** Begin QUOTED TEXT **
Soon, Quantrill accompanied a large group of hometown friends in their quest to settle near Tuscarora Lake. However, neighbors soon began to notice Quantrill stealing goods out of other people's cabins and banished him from the community in January 1858. Soon thereafter, Quantrill signed on as a teamster with the US Army expedition heading to Salt Lake City, Utah in early 1858. Quantrill's journey out west is little known except that he excelled at poker. Quantrill racked up piles of winnings by playing the game against his comrades at Fort Bridger but lost it all on one hand, leaving him broke. Quantrill then joined a group of Missouri ruffians and became a drifter. The group helped protect pro-slavery Missouri farmers from the Jayhawkers for pay and slept wherever they could find lodging. Quantrill traveled back to Utah and then to Colorado but returned in less than a year to Lawrence, Kansas, in 1859 where he taught at a schoolhouse until it closed in 1860. Quantrill then partnered with brigands and turned to cattle rustling and anything else to earn him money. Quantrill also learned the profitability of capturing runaway slaves and devised plans to use free black men as bait for runaway slaves, whom he subsequently captured and returned to their enslavers in exchange for reward money.
** End QUOTED TEXT **
> _DIRECTIONS_:
Answer these questions from the passage about Quantrill:
1. In what month and year was he banished from the community?
2. What game did he excel at on his journey out west?
3. In what town did he teach at a schoolhouse until 1860?
The material that comes next has no connection to the passage about Quantrill.
** Begin PROVIDED MATERIAL **
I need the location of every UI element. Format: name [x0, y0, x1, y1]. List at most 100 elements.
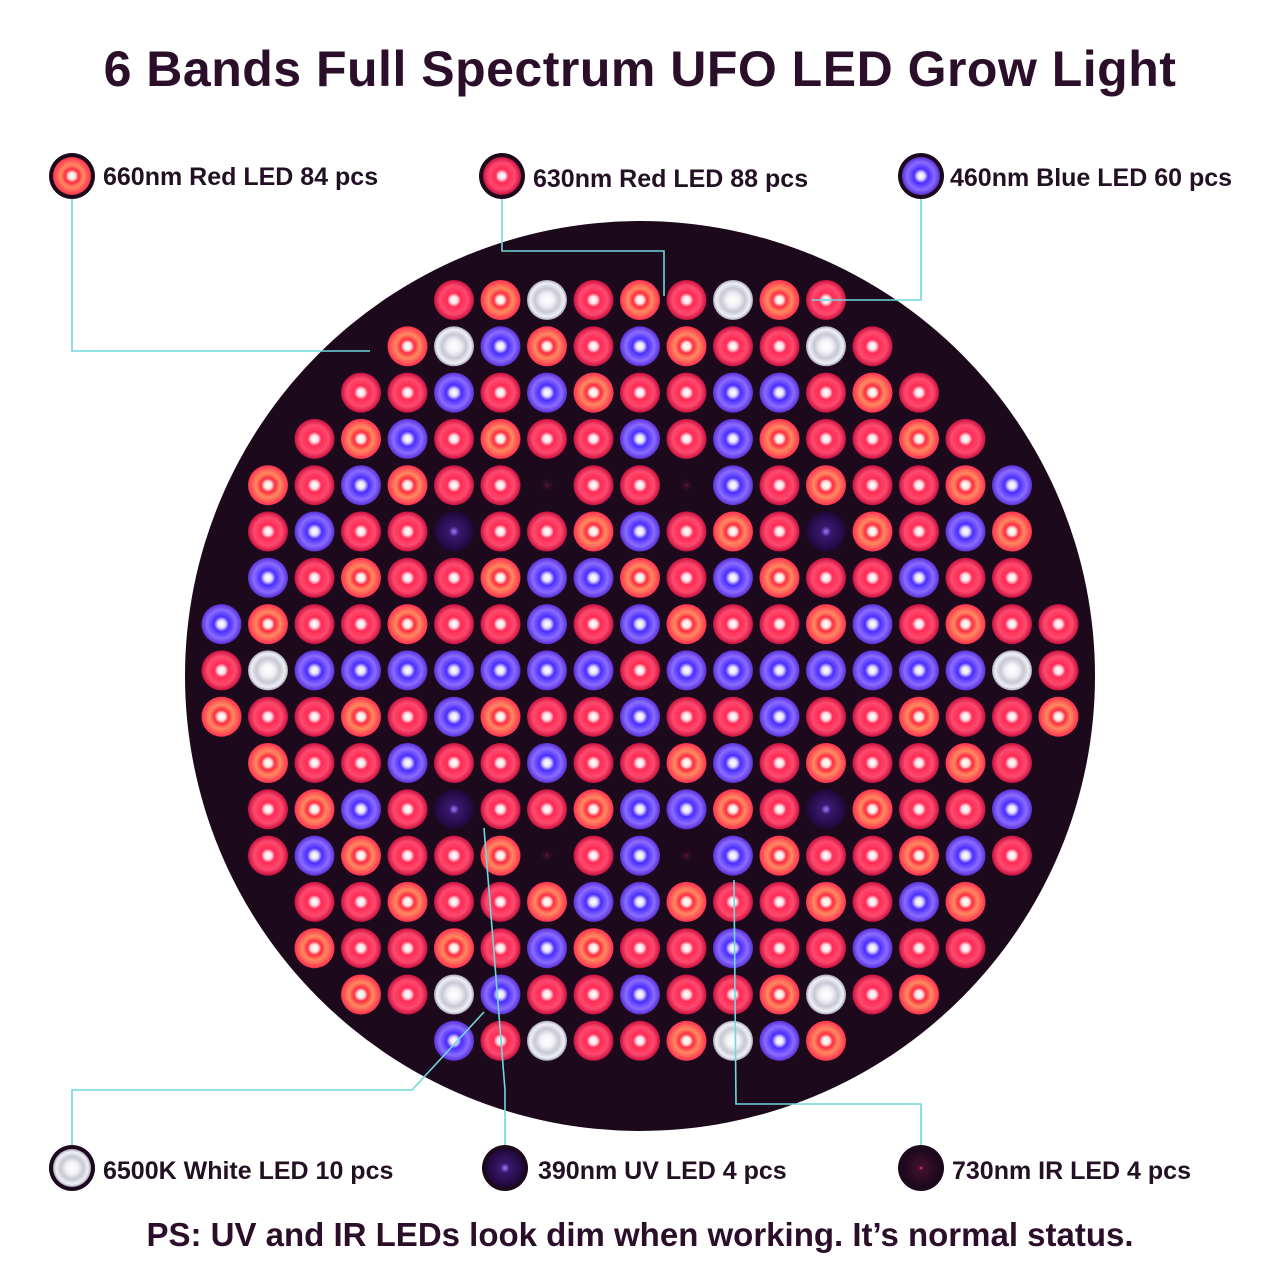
led-red — [480, 789, 521, 830]
led-white — [527, 1020, 567, 1061]
led-red — [945, 418, 986, 459]
led-orange — [759, 835, 800, 876]
legend-icon-730nm-ir — [902, 1149, 940, 1187]
led-red — [434, 418, 474, 459]
led-white — [713, 280, 753, 320]
led-red — [899, 372, 939, 413]
led-orange — [899, 835, 939, 876]
led-red — [387, 557, 428, 598]
led-blue — [759, 650, 800, 691]
led-red — [759, 743, 800, 783]
led-red — [899, 465, 939, 506]
led-red — [248, 789, 288, 830]
led-white — [992, 650, 1032, 691]
led-white — [434, 326, 474, 367]
led-blue — [620, 881, 660, 922]
led-white — [248, 650, 288, 691]
led-red — [434, 557, 474, 598]
led-orange — [480, 280, 521, 320]
led-orange — [480, 696, 521, 737]
led-white — [713, 1020, 753, 1061]
led-blue — [992, 465, 1032, 506]
led-red — [852, 465, 893, 506]
led-red — [620, 372, 660, 413]
footer-note: PS: UV and IR LEDs look dim when working… — [146, 1216, 1134, 1253]
led-orange — [759, 280, 800, 320]
led-red — [713, 696, 753, 737]
led-white — [806, 326, 846, 367]
led-red — [387, 835, 428, 876]
led-uv — [434, 511, 474, 552]
led-red — [527, 511, 567, 552]
legend-label-660nm-red: 660nm Red LED 84 pcs — [103, 163, 379, 191]
led-red — [620, 1020, 660, 1061]
led-blue — [387, 650, 428, 691]
led-orange — [480, 557, 521, 598]
leader-line-730nm-ir — [733, 879, 922, 1145]
led-blue — [713, 557, 753, 598]
led-orange — [294, 789, 335, 830]
led-red — [759, 789, 800, 830]
led-orange — [899, 418, 939, 459]
led-red — [666, 696, 707, 737]
led-blue — [480, 974, 521, 1015]
led-orange — [759, 418, 800, 459]
led-red — [294, 557, 335, 598]
led-orange — [666, 743, 707, 783]
led-red — [434, 881, 474, 922]
led-blue — [759, 696, 800, 737]
led-red — [759, 326, 800, 367]
led-blue — [527, 743, 567, 783]
led-red — [852, 835, 893, 876]
led-red — [759, 511, 800, 552]
led-uv — [806, 511, 846, 552]
leader-line-630nm-red — [501, 199, 665, 296]
led-red — [852, 881, 893, 922]
leader-line-390nm-uv — [483, 827, 506, 1145]
led-red — [666, 557, 707, 598]
led-red — [480, 372, 521, 413]
led-blue — [620, 974, 660, 1015]
led-red — [294, 743, 335, 783]
led-ir — [541, 479, 553, 492]
led-orange — [573, 511, 614, 552]
led-blue — [713, 465, 753, 506]
led-red — [945, 928, 986, 969]
led-blue — [852, 604, 893, 645]
led-red — [852, 696, 893, 737]
led-orange — [248, 743, 288, 783]
led-red — [852, 743, 893, 783]
led-orange — [294, 928, 335, 969]
led-red — [573, 465, 614, 506]
led-blue — [759, 1020, 800, 1061]
led-red — [852, 326, 893, 367]
led-blue — [527, 650, 567, 691]
led-red — [480, 928, 521, 969]
led-blue — [713, 743, 753, 783]
led-blue — [759, 372, 800, 413]
led-red — [573, 280, 614, 320]
led-red — [666, 928, 707, 969]
led-blue — [899, 557, 939, 598]
led-red — [387, 372, 428, 413]
led-red — [201, 650, 242, 691]
led-red — [666, 418, 707, 459]
led-orange — [806, 604, 846, 645]
led-orange — [341, 418, 381, 459]
page-title: 6 Bands Full Spectrum UFO LED Grow Light — [103, 41, 1177, 97]
led-ir — [680, 479, 693, 492]
led-orange — [573, 789, 614, 830]
led-red — [992, 604, 1032, 645]
led-red — [573, 604, 614, 645]
legend-label-6500k-white: 6500K White LED 10 pcs — [103, 1157, 394, 1185]
legend-icon-460nm-blue — [902, 157, 940, 195]
led-orange — [945, 743, 986, 783]
led-orange — [806, 1020, 846, 1061]
led-orange — [341, 835, 381, 876]
led-blue — [945, 511, 986, 552]
led-red — [713, 326, 753, 367]
led-blue — [480, 326, 521, 367]
led-blue — [387, 743, 428, 783]
led-red — [341, 511, 381, 552]
led-orange — [713, 511, 753, 552]
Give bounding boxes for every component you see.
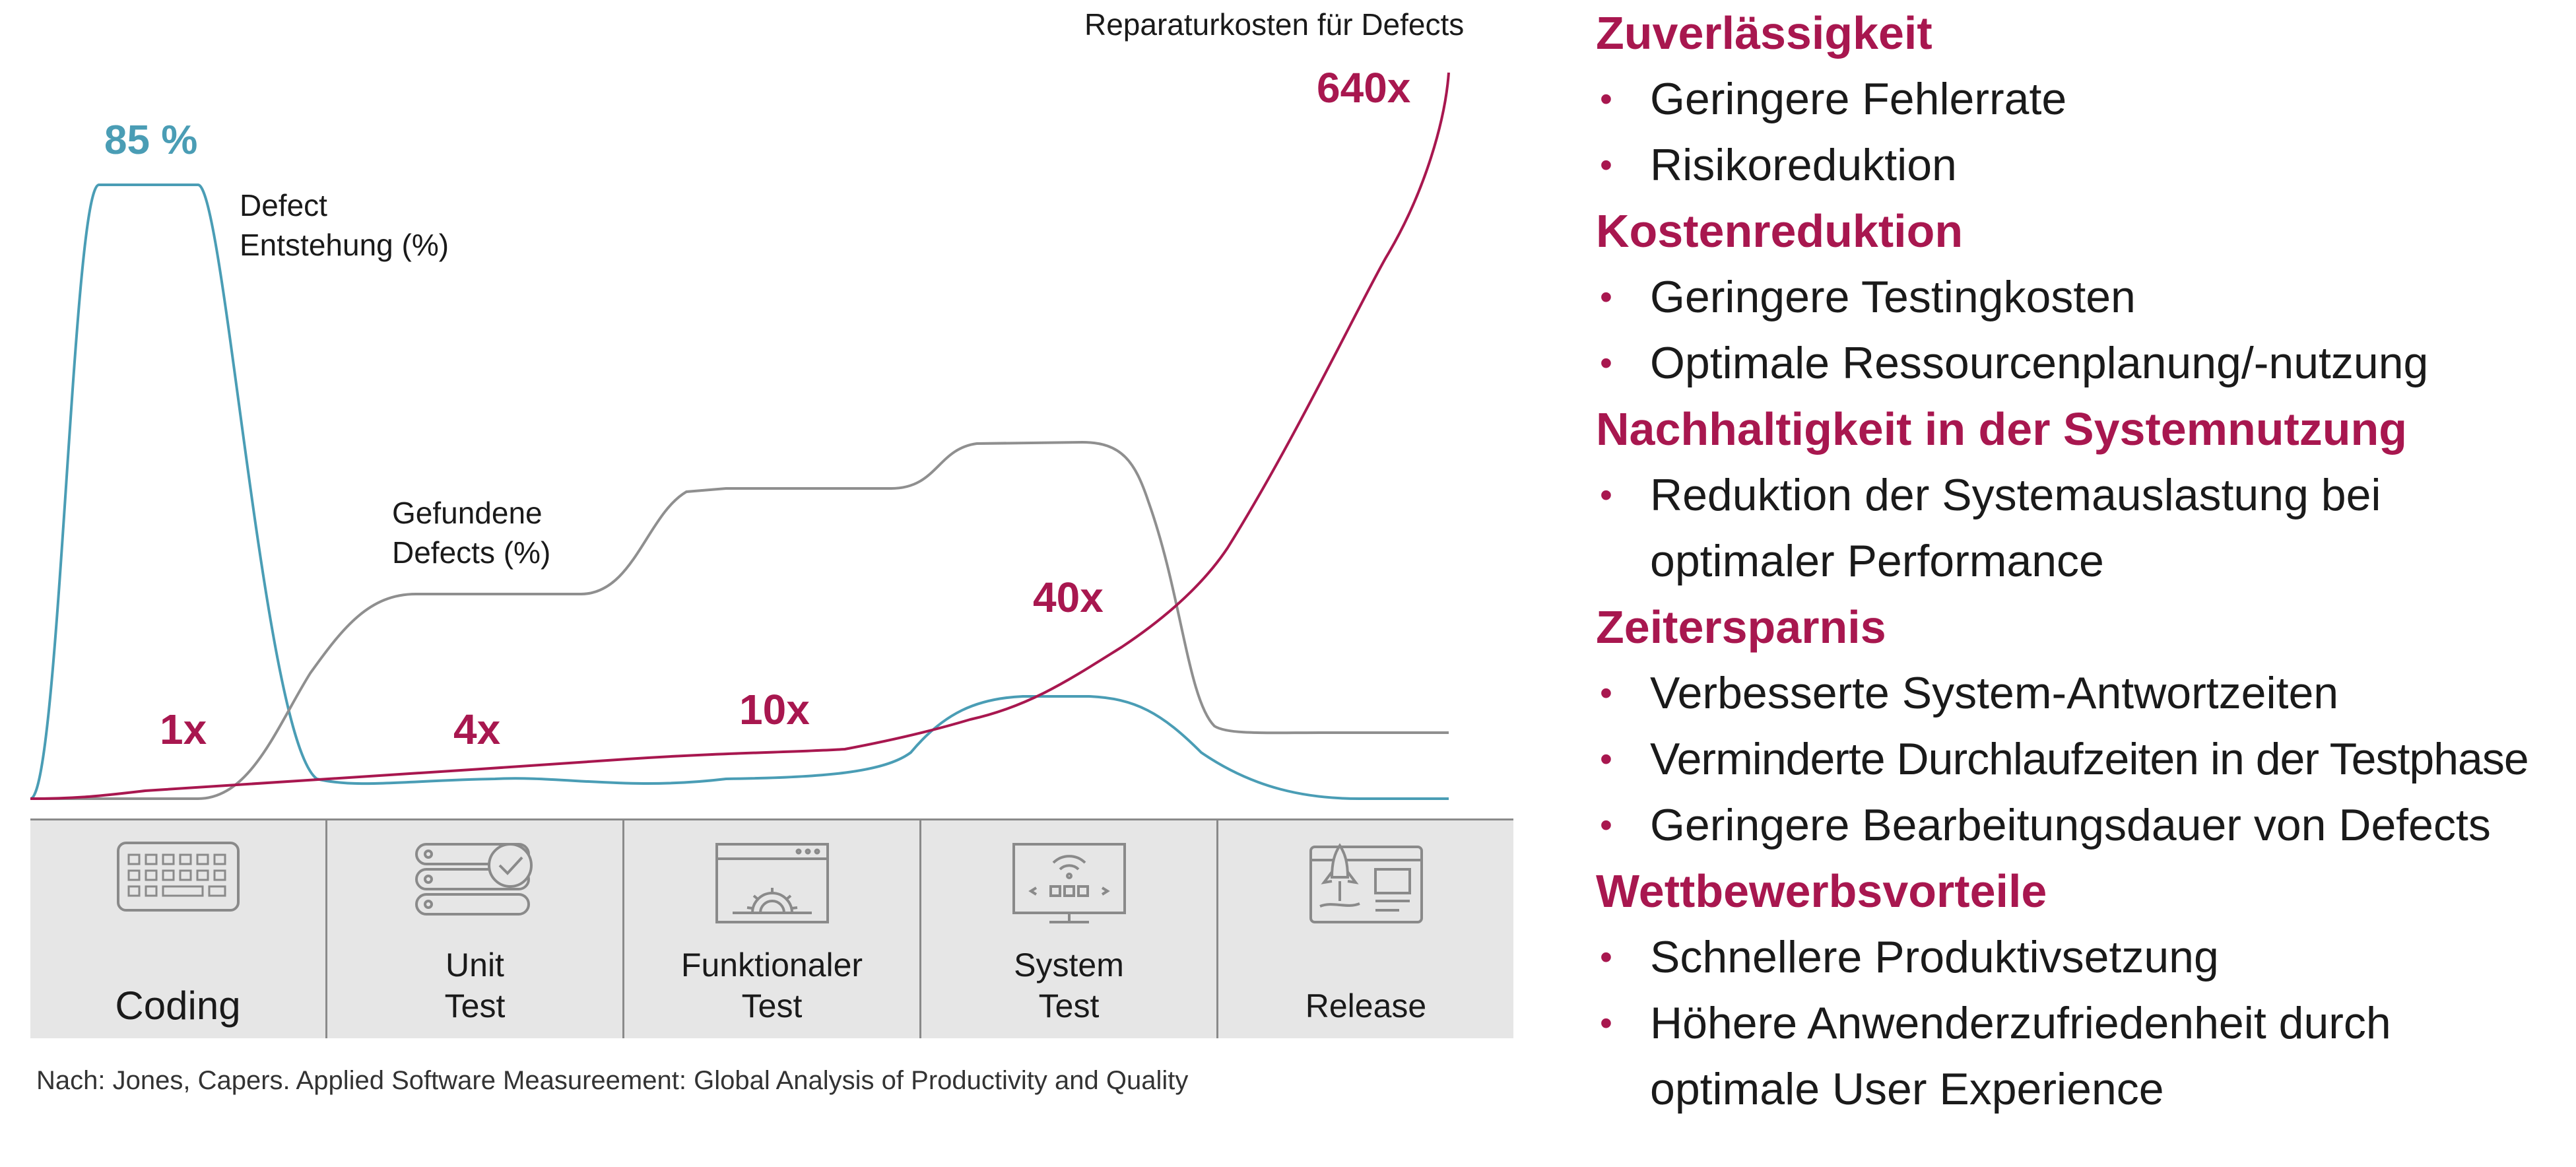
phase-coding: Coding <box>30 820 327 1038</box>
benefit-item: Höhere Anwenderzufriedenheit durch optim… <box>1596 990 2573 1122</box>
cost-label-4x: 4x <box>453 706 501 753</box>
benefit-title: Zuverlässigkeit <box>1596 7 1932 59</box>
benefit-section-zuverlaessigkeit: Zuverlässigkeit Geringere Fehlerrate Ris… <box>1596 0 2573 198</box>
benefit-item: Verbesserte System-Antwortzeiten <box>1596 660 2573 726</box>
source-citation: Nach: Jones, Capers. Applied Software Me… <box>36 1066 1189 1095</box>
browser-gear-icon <box>715 843 829 923</box>
phase-label-line: Test <box>741 987 803 1024</box>
monitor-wifi-icon <box>1012 843 1126 923</box>
benefit-section-wettbewerbsvorteile: Wettbewerbsvorteile Schnellere Produktiv… <box>1596 858 2573 1122</box>
defect-entstehung-line <box>30 183 1449 800</box>
benefit-item: Reduktion der Systemauslastung bei optim… <box>1596 462 2573 594</box>
keyboard-icon <box>116 842 240 912</box>
phase-label-line: Coding <box>115 984 241 1028</box>
reparaturkosten-line <box>30 72 1450 800</box>
benefit-item: Geringere Testingkosten <box>1596 264 2573 330</box>
phase-label-line: Test <box>444 987 506 1024</box>
phase-release: Release <box>1218 820 1513 1038</box>
benefit-item: Risikoreduktion <box>1596 132 2573 198</box>
benefit-title: Wettbewerbsvorteile <box>1596 865 2047 917</box>
phase-label-line: Funktionaler <box>680 947 863 984</box>
phase-label-funktionaler-test: Funktionaler Test <box>624 945 919 1026</box>
phase-label-release: Release <box>1218 985 1513 1026</box>
label-gefundene-1: Gefundene <box>392 496 543 530</box>
cost-label-640x: 640x <box>1317 64 1411 112</box>
benefit-item: Geringere Bearbeitungsdauer von Defects <box>1596 792 2573 858</box>
server-check-icon <box>414 843 533 916</box>
chart-title: Reparaturkosten für Defects <box>1084 7 1464 42</box>
label-gefundene-2: Defects (%) <box>392 535 550 570</box>
rocket-dashboard-icon <box>1309 843 1423 923</box>
phase-label-line: Test <box>1038 987 1100 1024</box>
benefit-section-zeitersparnis: Zeitersparnis Verbesserte System-Antwort… <box>1596 594 2573 858</box>
cost-label-40x: 40x <box>1033 574 1104 621</box>
cost-label-1x: 1x <box>160 706 207 753</box>
label-defect-entstehung-1: Defect <box>240 188 327 222</box>
benefits-list: Zuverlässigkeit Geringere Fehlerrate Ris… <box>1596 0 2573 1122</box>
phase-bar-top-border <box>30 818 1513 821</box>
phase-funktionaler-test: Funktionaler Test <box>624 820 921 1038</box>
benefit-item: Schnellere Produktivsetzung <box>1596 924 2573 990</box>
benefit-item: Optimale Ressourcenplanung/-nutzung <box>1596 330 2573 396</box>
cost-label-10x: 10x <box>739 686 810 733</box>
label-defect-entstehung-2: Entstehung (%) <box>240 228 449 262</box>
phase-label-line: Release <box>1305 987 1427 1024</box>
phase-label-system-test: System Test <box>921 945 1216 1026</box>
phase-label-unit-test: Unit Test <box>327 945 622 1026</box>
benefit-item: Geringere Fehlerrate <box>1596 66 2573 132</box>
defect-cost-chart: Reparaturkosten für Defects 85 % Defect … <box>30 7 1464 800</box>
phase-label-line: Unit <box>446 947 504 984</box>
peak-label-85: 85 % <box>104 117 197 163</box>
benefit-item: Verminderte Durchlaufzeiten in der Testp… <box>1596 726 2573 792</box>
benefit-section-kostenreduktion: Kostenreduktion Geringere Testingkosten … <box>1596 198 2573 396</box>
benefit-title: Kostenreduktion <box>1596 205 1964 257</box>
phase-label-coding: Coding <box>30 985 325 1026</box>
phase-system-test: System Test <box>921 820 1218 1038</box>
phase-unit-test: Unit Test <box>327 820 624 1038</box>
phase-label-line: System <box>1014 947 1124 984</box>
benefit-section-nachhaltigkeit: Nachhaltigkeit in der Systemnutzung Redu… <box>1596 396 2573 594</box>
benefit-title: Zeitersparnis <box>1596 601 1886 653</box>
gefundene-defects-line <box>30 440 1449 800</box>
benefit-title: Nachhaltigkeit in der Systemnutzung <box>1596 403 2408 455</box>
** End PROVIDED MATERIAL **
> _RESULT FOR THIS TASK_:
1. January 1858
2. Poker
3. Lawrence, Kansas